▶ **Exercise task**
Find each line containing the string "values" and return it.

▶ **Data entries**
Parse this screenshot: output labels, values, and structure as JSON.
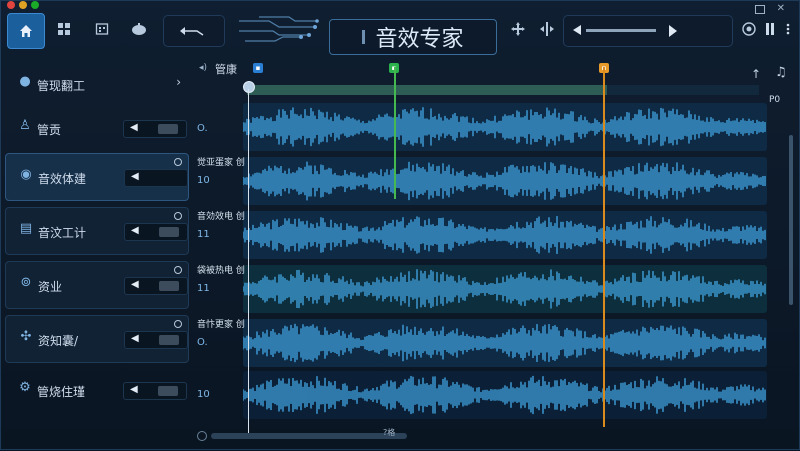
{
  "window": {
    "title": "音效专家"
  },
  "colors": {
    "accent": "#2f86d6",
    "marker_blue": "#2a7fd4",
    "marker_green": "#2bb24c",
    "marker_orange": "#e89b2a",
    "playhead_orange": "#d98c1d",
    "playhead_green": "#45b84f"
  },
  "toolbar": {
    "icons": [
      "home-icon",
      "grid-icon",
      "calendar-icon",
      "bell-icon",
      "undo-icon",
      "circuit-icon",
      "move-icon",
      "split-icon",
      "play-icon",
      "settings-icon",
      "pause-icon"
    ]
  },
  "sidebar": {
    "items": [
      {
        "label": "管现翻工",
        "icon": "people-icon"
      },
      {
        "label": "管贡",
        "icon": "user-icon"
      },
      {
        "label": "音效体建",
        "icon": "shield-icon"
      },
      {
        "label": "音汶工计",
        "icon": "layout-icon"
      },
      {
        "label": "资业",
        "icon": "circle-arrow-icon"
      },
      {
        "label": "资知囊/",
        "icon": "network-icon"
      },
      {
        "label": "管烧住瑾",
        "icon": "gear-icon"
      }
    ]
  },
  "timeline": {
    "header_label": "管康",
    "marker_blue_label": "▪",
    "marker_green_label": "▪",
    "marker_orange_label": "▪",
    "ruler_end": "P0",
    "bottom_label": "?格",
    "tracks": [
      {
        "label": "",
        "num": "O."
      },
      {
        "label": "觉亚蛋家 创",
        "num": "10"
      },
      {
        "label": "音効效电 创",
        "num": "11"
      },
      {
        "label": "袋被热电 创",
        "num": "11"
      },
      {
        "label": "音忭更家 创",
        "num": "O."
      },
      {
        "label": "",
        "num": "10"
      }
    ]
  }
}
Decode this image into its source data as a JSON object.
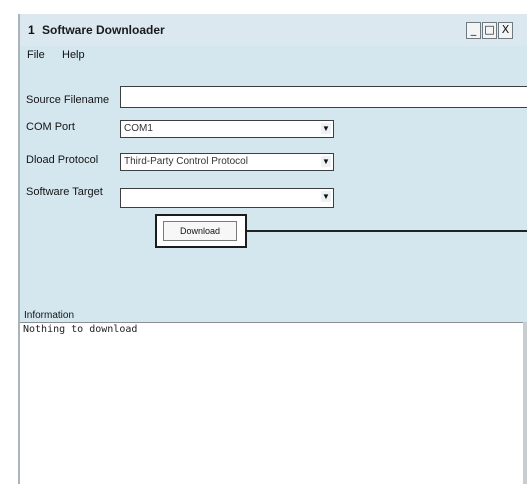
{
  "window": {
    "icon_glyph": "1",
    "title": "Software Downloader",
    "minimize_glyph": "_",
    "maximize_glyph": "□",
    "close_glyph": "X"
  },
  "menu": {
    "file": "File",
    "help": "Help"
  },
  "form": {
    "source_filename": {
      "label": "Source Filename",
      "value": ""
    },
    "com_port": {
      "label": "COM Port",
      "value": "COM1"
    },
    "dload_protocol": {
      "label": "Dload Protocol",
      "value": "Third-Party Control Protocol"
    },
    "software_target": {
      "label": "Software Target",
      "value": ""
    },
    "select_arrow_glyph": "▼"
  },
  "download_button": {
    "label": "Download"
  },
  "information": {
    "label": "Information",
    "text": "Nothing to download"
  },
  "colors": {
    "window_background": "#d4e6ee",
    "field_background": "#ffffff",
    "callout_line": "#222222"
  }
}
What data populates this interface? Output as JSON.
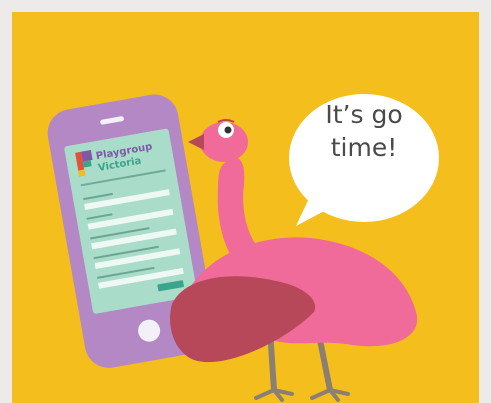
{
  "speech_bubble": {
    "line1": "It’s go",
    "line2": "time!"
  },
  "phone": {
    "brand_line1": "Playgroup",
    "brand_line2": "Victoria"
  },
  "colors": {
    "background": "#f4be1c",
    "frame": "#ecebea",
    "phone_body": "#b488c4",
    "phone_screen": "#a9dcc9",
    "emu_body": "#f06a9a",
    "emu_wing": "#b7485a",
    "emu_legs": "#8b7f73",
    "bubble": "#ffffff"
  },
  "icons": [
    "playgroup-logo-icon",
    "home-button-icon",
    "speaker-icon",
    "emu-illustration",
    "speech-bubble"
  ]
}
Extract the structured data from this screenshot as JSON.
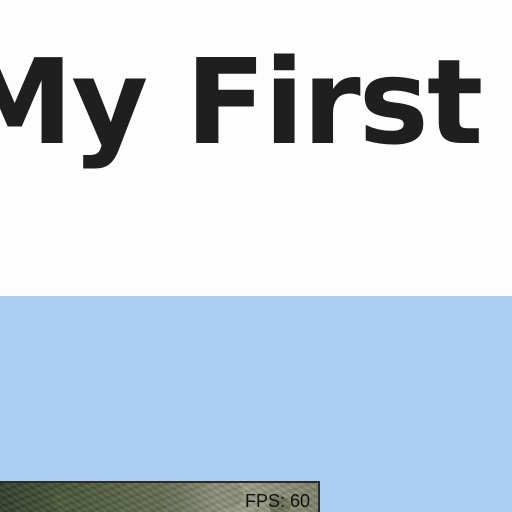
{
  "page": {
    "title": "My First Pr"
  },
  "game": {
    "fps_text": "FPS: 60"
  },
  "colors": {
    "background": "#fdfdfd",
    "title_text": "#1f1f1f",
    "sky_panel": "#abcdf2",
    "viewport_border": "#2b2b2b"
  }
}
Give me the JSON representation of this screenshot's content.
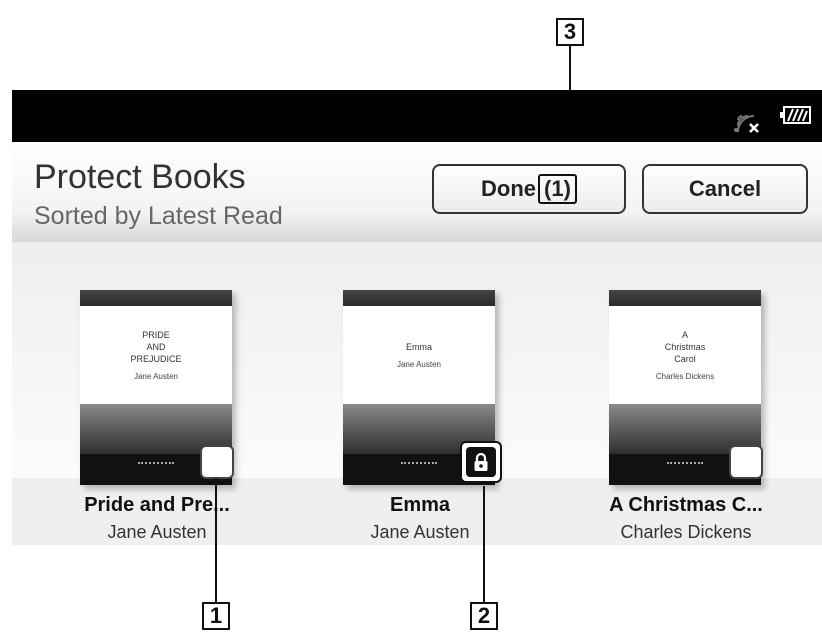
{
  "callouts": [
    "1",
    "2",
    "3"
  ],
  "header": {
    "title": "Protect Books",
    "subtitle": "Sorted by Latest Read",
    "done_label": "Done",
    "done_count": "(1)",
    "cancel_label": "Cancel"
  },
  "status_icons": [
    "wireless-off-icon",
    "battery-icon"
  ],
  "books": [
    {
      "title": "Pride and Pre...",
      "author": "Jane Austen",
      "cover_title": "PRIDE\nAND\nPREJUDICE",
      "cover_author": "Jane Austen",
      "protected": false
    },
    {
      "title": "Emma",
      "author": "Jane Austen",
      "cover_title": "Emma",
      "cover_author": "Jane Austen",
      "protected": true
    },
    {
      "title": "A Christmas C...",
      "author": "Charles Dickens",
      "cover_title": "A\nChristmas\nCarol",
      "cover_author": "Charles Dickens",
      "protected": false
    }
  ],
  "colors": {
    "statusbar": "#000000",
    "page": "#ffffff",
    "border": "#333333"
  }
}
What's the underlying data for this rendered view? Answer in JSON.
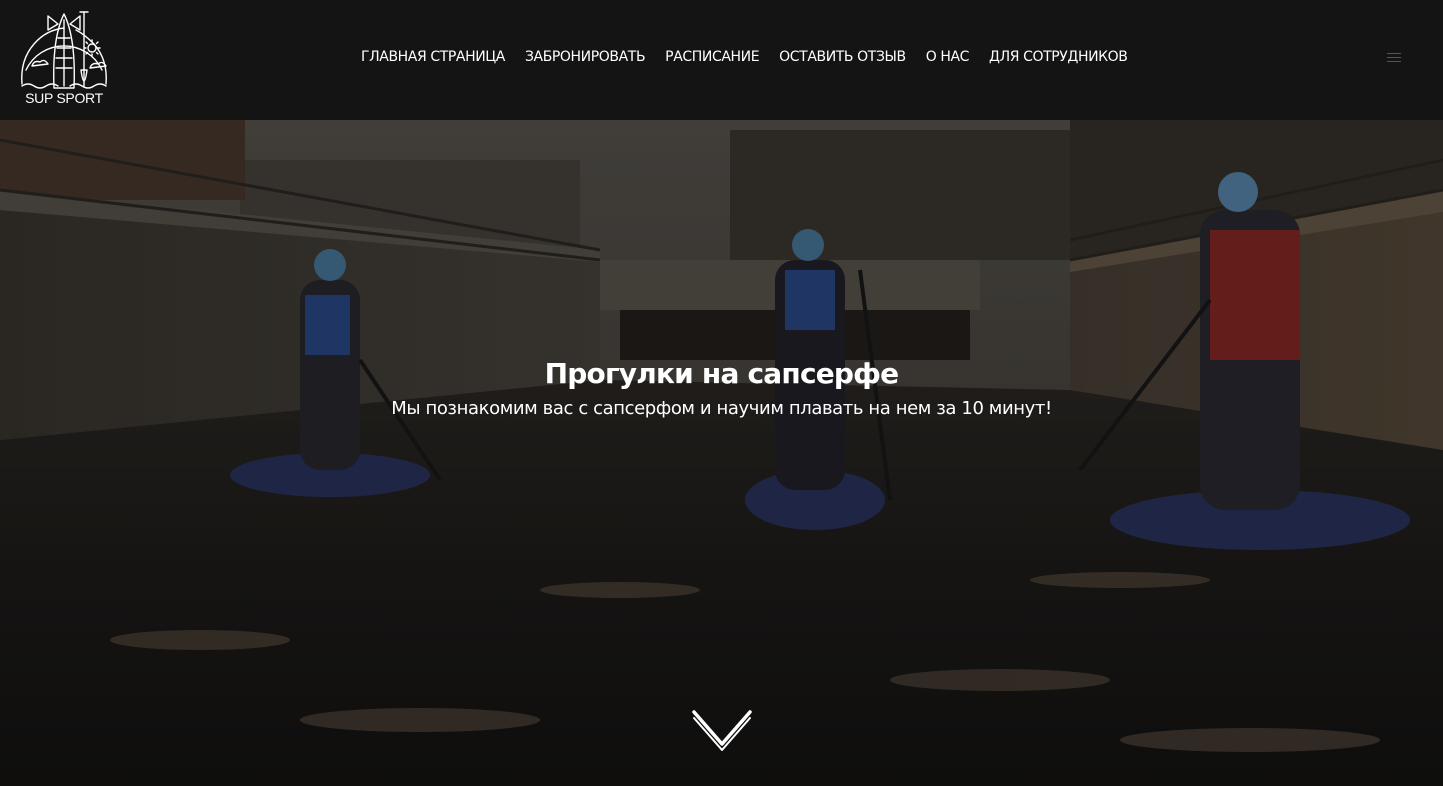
{
  "logo": {
    "text": "SUP SPORT",
    "icon": "sup-paddle-logo-icon"
  },
  "nav": {
    "items": [
      {
        "label": "ГЛАВНАЯ СТРАНИЦА"
      },
      {
        "label": "ЗАБРОНИРОВАТЬ"
      },
      {
        "label": "РАСПИСАНИЕ"
      },
      {
        "label": "ОСТАВИТЬ ОТЗЫВ"
      },
      {
        "label": "О НАС"
      },
      {
        "label": "ДЛЯ СОТРУДНИКОВ"
      }
    ],
    "menu_icon": "hamburger-menu-icon"
  },
  "hero": {
    "title": "Прогулки на сапсерфе",
    "subtitle": "Мы познакомим вас с сапсерфом и научим плавать на нем за 10 минут!",
    "scroll_icon": "chevron-down-icon"
  },
  "colors": {
    "header_bg": "#141414",
    "text": "#ffffff"
  }
}
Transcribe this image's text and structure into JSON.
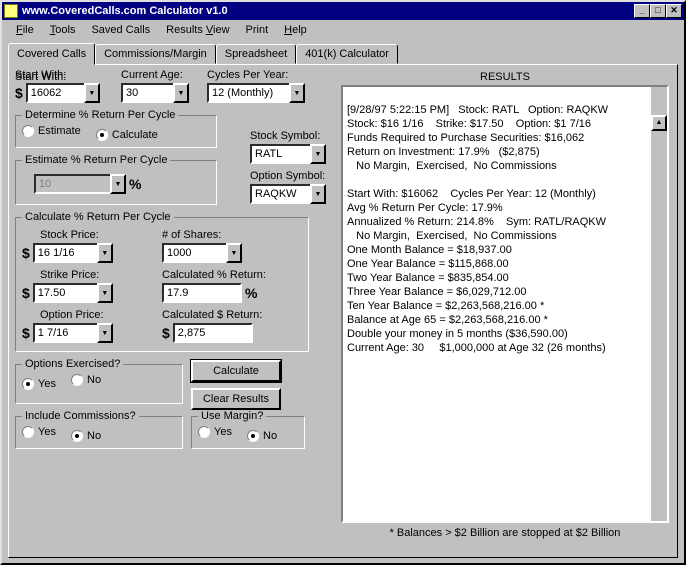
{
  "window": {
    "title": "www.CoveredCalls.com Calculator v1.0"
  },
  "menu": {
    "file": "File",
    "tools": "Tools",
    "saved": "Saved Calls",
    "results": "Results View",
    "print": "Print",
    "help": "Help"
  },
  "tabs": {
    "t1": "Covered Calls",
    "t2": "Commissions/Margin",
    "t3": "Spreadsheet",
    "t4": "401(k) Calculator"
  },
  "labels": {
    "start_with": "Start With:",
    "current_age": "Current Age:",
    "cycles": "Cycles Per Year:",
    "determine": "Determine % Return Per Cycle",
    "estimate_opt": "Estimate",
    "calculate_opt": "Calculate",
    "estimate_box": "Estimate % Return Per Cycle",
    "stock_symbol": "Stock Symbol:",
    "option_symbol": "Option Symbol:",
    "calc_box": "Calculate % Return Per Cycle",
    "stock_price": "Stock Price:",
    "shares": "# of Shares:",
    "strike": "Strike Price:",
    "calc_pct": "Calculated % Return:",
    "option_price": "Option Price:",
    "calc_dollar": "Calculated $ Return:",
    "exercised": "Options Exercised?",
    "include_comm": "Include Commissions?",
    "use_margin": "Use Margin?",
    "yes": "Yes",
    "no": "No",
    "calculate_btn": "Calculate",
    "clear_btn": "Clear Results",
    "results": "RESULTS"
  },
  "values": {
    "start_with": "16062",
    "current_age": "30",
    "cycles": "12 (Monthly)",
    "est_pct": "10",
    "stock_symbol": "RATL",
    "option_symbol": "RAQKW",
    "stock_price": "16 1/16",
    "shares": "1000",
    "strike": "17.50",
    "calc_pct": "17.9",
    "option_price": "1 7/16",
    "calc_dollar": "2,875"
  },
  "results": {
    "l1": "[9/28/97 5:22:15 PM]   Stock: RATL   Option: RAQKW",
    "l2": "Stock: $16 1/16    Strike: $17.50    Option: $1 7/16",
    "l3": "Funds Required to Purchase Securities: $16,062",
    "l4": "Return on Investment: 17.9%   ($2,875)",
    "l5": "   No Margin,  Exercised,  No Commissions",
    "l6": "",
    "l7": "Start With: $16062    Cycles Per Year: 12 (Monthly)",
    "l8": "Avg % Return Per Cycle: 17.9%",
    "l9": "Annualized % Return: 214.8%    Sym: RATL/RAQKW",
    "l10": "   No Margin,  Exercised,  No Commissions",
    "l11": "One Month Balance = $18,937.00",
    "l12": "One Year Balance = $115,868.00",
    "l13": "Two Year Balance = $835,854.00",
    "l14": "Three Year Balance = $6,029,712.00",
    "l15": "Ten Year Balance = $2,263,568,216.00 *",
    "l16": "Balance at Age 65 = $2,263,568,216.00 *",
    "l17": "Double your money in 5 months ($36,590.00)",
    "l18": "Current Age: 30     $1,000,000 at Age 32 (26 months)"
  },
  "footnote": "* Balances > $2 Billion are stopped at $2 Billion"
}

▶ **Response to this exercise**
Parse this screenshot: output labels, values, and structure as JSON.
  "values": {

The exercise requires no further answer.